## Set problem
Can the data below be echoed back word for word?

########

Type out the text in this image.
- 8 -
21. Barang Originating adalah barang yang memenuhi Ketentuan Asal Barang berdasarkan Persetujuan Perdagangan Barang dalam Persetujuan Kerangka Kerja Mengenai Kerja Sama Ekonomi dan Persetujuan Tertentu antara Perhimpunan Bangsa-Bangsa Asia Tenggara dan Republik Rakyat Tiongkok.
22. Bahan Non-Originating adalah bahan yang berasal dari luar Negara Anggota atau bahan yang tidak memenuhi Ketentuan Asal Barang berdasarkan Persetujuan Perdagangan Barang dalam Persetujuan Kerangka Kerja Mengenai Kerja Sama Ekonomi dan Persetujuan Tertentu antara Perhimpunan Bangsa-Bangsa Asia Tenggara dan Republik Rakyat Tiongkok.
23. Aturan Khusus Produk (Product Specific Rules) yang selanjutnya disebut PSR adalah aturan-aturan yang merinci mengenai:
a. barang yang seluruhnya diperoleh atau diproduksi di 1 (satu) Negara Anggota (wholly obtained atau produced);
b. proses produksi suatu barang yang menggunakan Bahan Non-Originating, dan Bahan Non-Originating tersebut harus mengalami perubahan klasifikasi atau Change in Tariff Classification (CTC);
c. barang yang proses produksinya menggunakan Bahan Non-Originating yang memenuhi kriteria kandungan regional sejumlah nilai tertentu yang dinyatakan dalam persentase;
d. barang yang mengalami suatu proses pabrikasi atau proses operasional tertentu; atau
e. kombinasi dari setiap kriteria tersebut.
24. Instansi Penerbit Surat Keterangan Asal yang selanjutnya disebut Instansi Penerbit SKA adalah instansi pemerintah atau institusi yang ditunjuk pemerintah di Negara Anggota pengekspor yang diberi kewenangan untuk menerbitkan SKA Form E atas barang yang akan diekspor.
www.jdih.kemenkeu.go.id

########

## Task response
Type out the text in this image.
- 8 -
21. Barang Originating adalah barang yang memenuhi Ketentuan Asal Barang berdasarkan Persetujuan Perdagangan Barang dalam Persetujuan Kerangka Kerja Mengenai Kerja Sama Ekonomi dan Persetujuan Tertentu antara Perhimpunan Bangsa-Bangsa Asia Tenggara dan Republik Rakyat Tiongkok.
22. Bahan Non-Originating adalah bahan yang berasal dari luar Negara Anggota atau bahan yang tidak memenuhi Ketentuan Asal Barang berdasarkan Persetujuan Perdagangan Barang dalam Persetujuan Kerangka Kerja Mengenai Kerja Sama Ekonomi dan Persetujuan Tertentu antara Perhimpunan Bangsa-Bangsa Asia Tenggara dan Republik Rakyat Tiongkok.
23. Aturan Khusus Produk (Product Specific Rules) yang selanjutnya disebut PSR adalah aturan-aturan yang merinci mengenai:
a. barang yang seluruhnya diperoleh atau diproduksi di 1 (satu) Negara Anggota (wholly obtained atau produced);
b. proses produksi suatu barang yang menggunakan Bahan Non-Originating, dan Bahan Non-Originating tersebut harus mengalami perubahan klasifikasi atau Change in Tariff Classification (CTC);
c. barang yang proses produksinya menggunakan Bahan Non-Originating yang memenuhi kriteria kandungan regional sejumlah nilai tertentu yang dinyatakan dalam persentase;
d. barang yang mengalami suatu proses pabrikasi atau proses operasional tertentu; atau
e. kombinasi dari setiap kriteria tersebut.
24. Instansi Penerbit Surat Keterangan Asal yang selanjutnya disebut Instansi Penerbit SKA adalah instansi pemerintah atau institusi yang ditunjuk pemerintah di Negara Anggota pengekspor yang diberi kewenangan untuk menerbitkan SKA Form E atas barang yang akan diekspor.
www.jdih.kemenkeu.go.id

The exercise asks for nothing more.